__Chart and figure data__
┄┄┄┄┄┄┄┄┄┄
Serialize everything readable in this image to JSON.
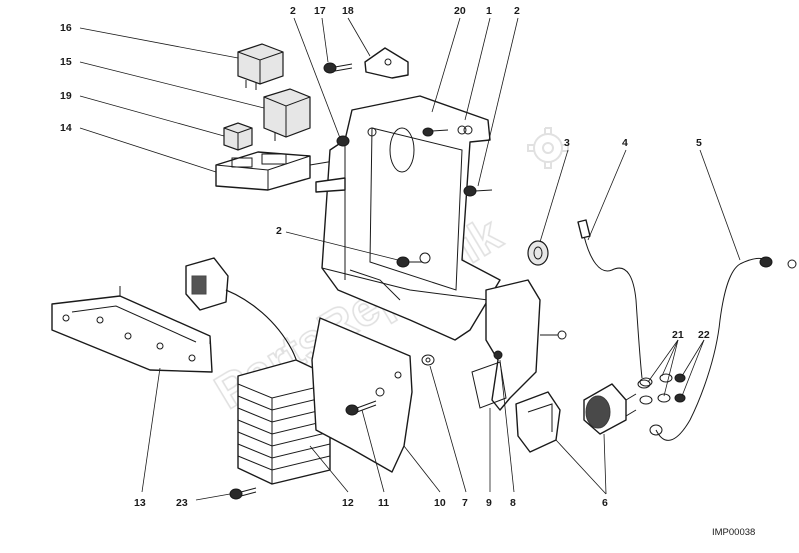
{
  "diagram": {
    "image_code": "IMP00038",
    "watermark_text": "PartsRepublik",
    "callouts": [
      "16",
      "15",
      "19",
      "14",
      "2",
      "17",
      "18",
      "20",
      "1",
      "2",
      "3",
      "4",
      "5",
      "2",
      "21",
      "22",
      "13",
      "23",
      "12",
      "11",
      "10",
      "7",
      "9",
      "8",
      "6"
    ]
  }
}
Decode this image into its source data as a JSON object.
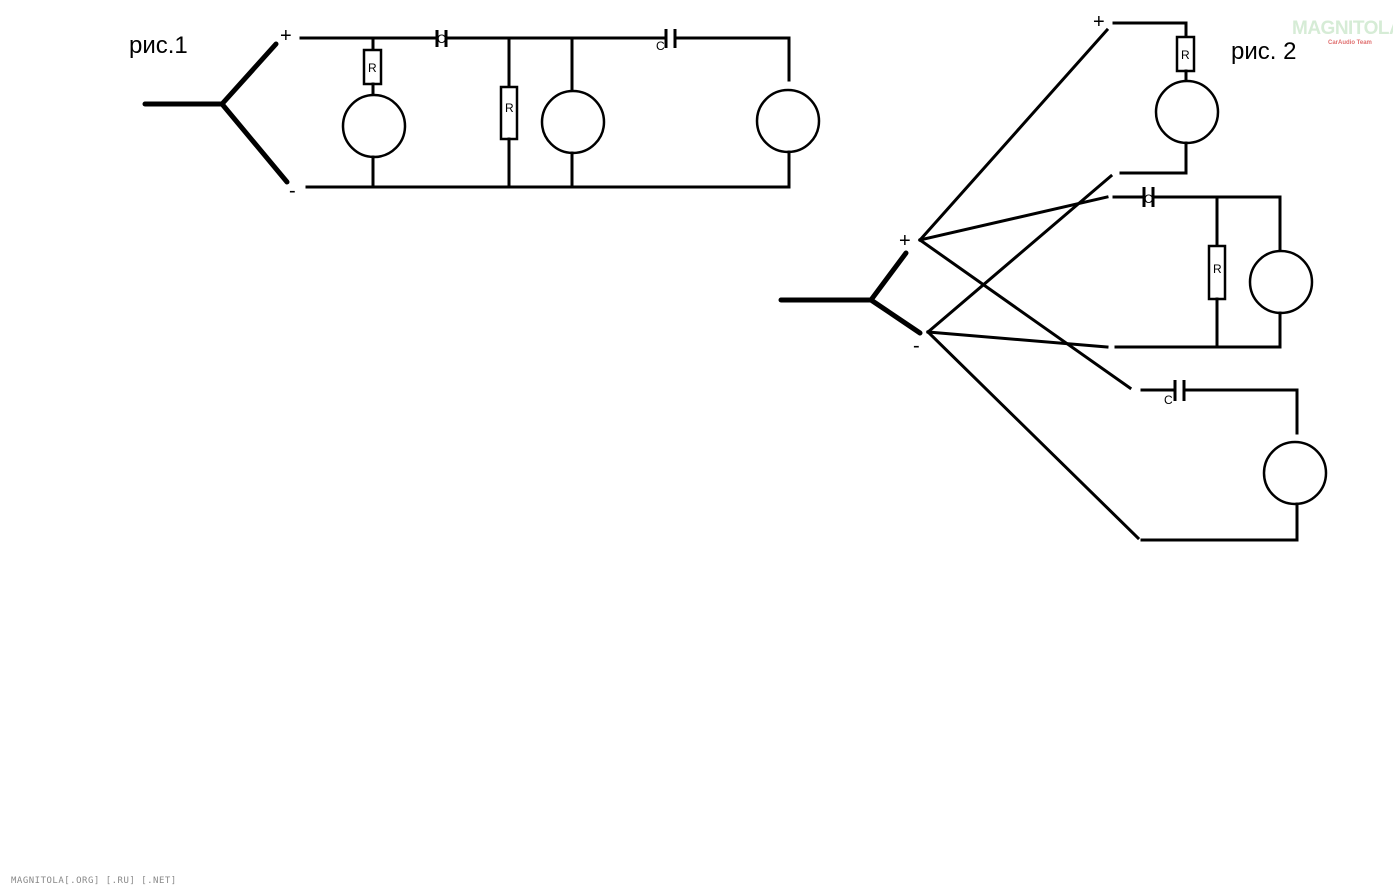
{
  "figures": {
    "fig1_label": "рис.1",
    "fig2_label": "рис. 2"
  },
  "poles": {
    "plus": "+",
    "minus": "-"
  },
  "components": {
    "resistor": "R",
    "capacitor": "C"
  },
  "watermark": {
    "logo_text": "MAGNITOLA",
    "logo_subtext": "CarAudio Team",
    "footer": "MAGNITOLA[.ORG] [.RU] [.NET]"
  }
}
┄┄┄┄┄┄┄┄┄┄
__TASK TO CARRY OUT__
Copy out all of the material exactly as written, without its pictures.

__RESPONSE FOR THIS EXERCISE__
Serialize everything readable in this image to JSON.
{
  "diagram": {
    "image_code": "IMP00038",
    "watermark_text": "PartsRepublik",
    "callouts": [
      "16",
      "15",
      "19",
      "14",
      "2",
      "17",
      "18",
      "20",
      "1",
      "2",
      "3",
      "4",
      "5",
      "2",
      "21",
      "22",
      "13",
      "23",
      "12",
      "11",
      "10",
      "7",
      "9",
      "8",
      "6"
    ]
  }
}
Decode this image into its source data as a JSON object.
{
  "figures": {
    "fig1_label": "рис.1",
    "fig2_label": "рис. 2"
  },
  "poles": {
    "plus": "+",
    "minus": "-"
  },
  "components": {
    "resistor": "R",
    "capacitor": "C"
  },
  "watermark": {
    "logo_text": "MAGNITOLA",
    "logo_subtext": "CarAudio Team",
    "footer": "MAGNITOLA[.ORG] [.RU] [.NET]"
  }
}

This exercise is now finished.